Your instructions: Can you restate the records below word for word?
═════ Record list
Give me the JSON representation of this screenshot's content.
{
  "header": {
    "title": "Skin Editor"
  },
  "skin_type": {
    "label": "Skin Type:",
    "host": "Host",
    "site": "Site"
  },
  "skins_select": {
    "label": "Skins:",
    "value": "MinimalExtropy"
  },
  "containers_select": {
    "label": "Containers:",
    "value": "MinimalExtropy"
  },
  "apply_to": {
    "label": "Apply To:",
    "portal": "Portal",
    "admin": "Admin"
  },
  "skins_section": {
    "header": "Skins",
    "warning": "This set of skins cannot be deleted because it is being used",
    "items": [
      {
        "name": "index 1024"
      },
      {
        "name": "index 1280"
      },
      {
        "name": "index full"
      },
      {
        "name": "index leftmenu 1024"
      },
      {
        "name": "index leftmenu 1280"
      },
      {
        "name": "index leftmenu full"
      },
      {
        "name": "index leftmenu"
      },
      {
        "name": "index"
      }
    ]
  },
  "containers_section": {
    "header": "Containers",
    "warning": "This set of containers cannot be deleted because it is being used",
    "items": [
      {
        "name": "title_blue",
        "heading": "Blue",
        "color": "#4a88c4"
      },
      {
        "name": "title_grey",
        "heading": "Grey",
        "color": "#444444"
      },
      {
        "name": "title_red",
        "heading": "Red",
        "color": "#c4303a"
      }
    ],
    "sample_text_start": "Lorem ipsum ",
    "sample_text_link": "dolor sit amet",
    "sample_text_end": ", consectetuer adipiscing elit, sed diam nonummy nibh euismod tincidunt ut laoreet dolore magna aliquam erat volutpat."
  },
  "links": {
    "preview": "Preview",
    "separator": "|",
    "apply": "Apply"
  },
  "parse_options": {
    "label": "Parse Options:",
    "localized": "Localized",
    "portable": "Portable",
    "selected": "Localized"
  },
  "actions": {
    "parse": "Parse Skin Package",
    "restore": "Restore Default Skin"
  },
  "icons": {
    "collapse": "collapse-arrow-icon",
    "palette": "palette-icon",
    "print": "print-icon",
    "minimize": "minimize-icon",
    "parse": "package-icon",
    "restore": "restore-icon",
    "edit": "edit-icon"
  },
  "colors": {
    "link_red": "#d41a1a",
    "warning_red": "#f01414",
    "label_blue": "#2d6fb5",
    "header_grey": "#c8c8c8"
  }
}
══════════
Result for this task:
Give me the JSON representation of this screenshot's content.
{
  "header": {
    "title": "Skin Editor"
  },
  "skin_type": {
    "label": "Skin Type:",
    "host": "Host",
    "site": "Site"
  },
  "skins_select": {
    "label": "Skins:",
    "value": "MinimalExtropy"
  },
  "containers_select": {
    "label": "Containers:",
    "value": "MinimalExtropy"
  },
  "apply_to": {
    "label": "Apply To:",
    "portal": "Portal",
    "admin": "Admin"
  },
  "skins_section": {
    "header": "Skins",
    "warning": "This set of skins cannot be deleted because it is being used",
    "items": [
      {
        "name": "index 1024"
      },
      {
        "name": "index 1280"
      },
      {
        "name": "index full"
      },
      {
        "name": "index leftmenu 1024"
      },
      {
        "name": "index leftmenu 1280"
      },
      {
        "name": "index leftmenu full"
      },
      {
        "name": "index leftmenu"
      },
      {
        "name": "index"
      }
    ]
  },
  "containers_section": {
    "header": "Containers",
    "warning": "This set of containers cannot be deleted because it is being used",
    "items": [
      {
        "name": "title_blue",
        "heading": "Blue",
        "color": "#4a88c4"
      },
      {
        "name": "title_grey",
        "heading": "Grey",
        "color": "#444444"
      },
      {
        "name": "title_red",
        "heading": "Red",
        "color": "#c4303a"
      }
    ],
    "sample_text_start": "Lorem ipsum ",
    "sample_text_link": "dolor sit amet",
    "sample_text_end": ", consectetuer adipiscing elit, sed diam nonummy nibh euismod tincidunt ut laoreet dolore magna aliquam erat volutpat."
  },
  "links": {
    "preview": "Preview",
    "separator": "|",
    "apply": "Apply"
  },
  "parse_options": {
    "label": "Parse Options:",
    "localized": "Localized",
    "portable": "Portable",
    "selected": "Localized"
  },
  "actions": {
    "parse": "Parse Skin Package",
    "restore": "Restore Default Skin"
  },
  "icons": {
    "collapse": "collapse-arrow-icon",
    "palette": "palette-icon",
    "print": "print-icon",
    "minimize": "minimize-icon",
    "parse": "package-icon",
    "restore": "restore-icon",
    "edit": "edit-icon"
  },
  "colors": {
    "link_red": "#d41a1a",
    "warning_red": "#f01414",
    "label_blue": "#2d6fb5",
    "header_grey": "#c8c8c8"
  }
}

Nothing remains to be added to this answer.